## The request
Give only the number of lines in the records below that contain the word "icon".

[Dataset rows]

━━━━

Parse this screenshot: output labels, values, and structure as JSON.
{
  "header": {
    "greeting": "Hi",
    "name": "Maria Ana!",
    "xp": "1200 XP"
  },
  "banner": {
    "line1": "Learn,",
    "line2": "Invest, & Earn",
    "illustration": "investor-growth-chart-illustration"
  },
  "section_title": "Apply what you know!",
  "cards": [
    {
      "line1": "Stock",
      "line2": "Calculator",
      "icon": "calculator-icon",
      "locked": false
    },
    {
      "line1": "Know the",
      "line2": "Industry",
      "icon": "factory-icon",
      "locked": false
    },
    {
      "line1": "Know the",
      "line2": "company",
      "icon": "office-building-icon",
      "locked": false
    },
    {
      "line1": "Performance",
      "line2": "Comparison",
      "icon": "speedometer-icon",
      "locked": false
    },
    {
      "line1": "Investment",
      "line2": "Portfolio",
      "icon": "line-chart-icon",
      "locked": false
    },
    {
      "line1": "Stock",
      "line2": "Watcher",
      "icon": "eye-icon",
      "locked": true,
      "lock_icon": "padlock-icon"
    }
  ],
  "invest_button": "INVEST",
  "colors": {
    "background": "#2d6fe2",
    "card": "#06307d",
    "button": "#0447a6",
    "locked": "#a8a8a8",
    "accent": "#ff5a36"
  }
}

━━━━

## Full solution
7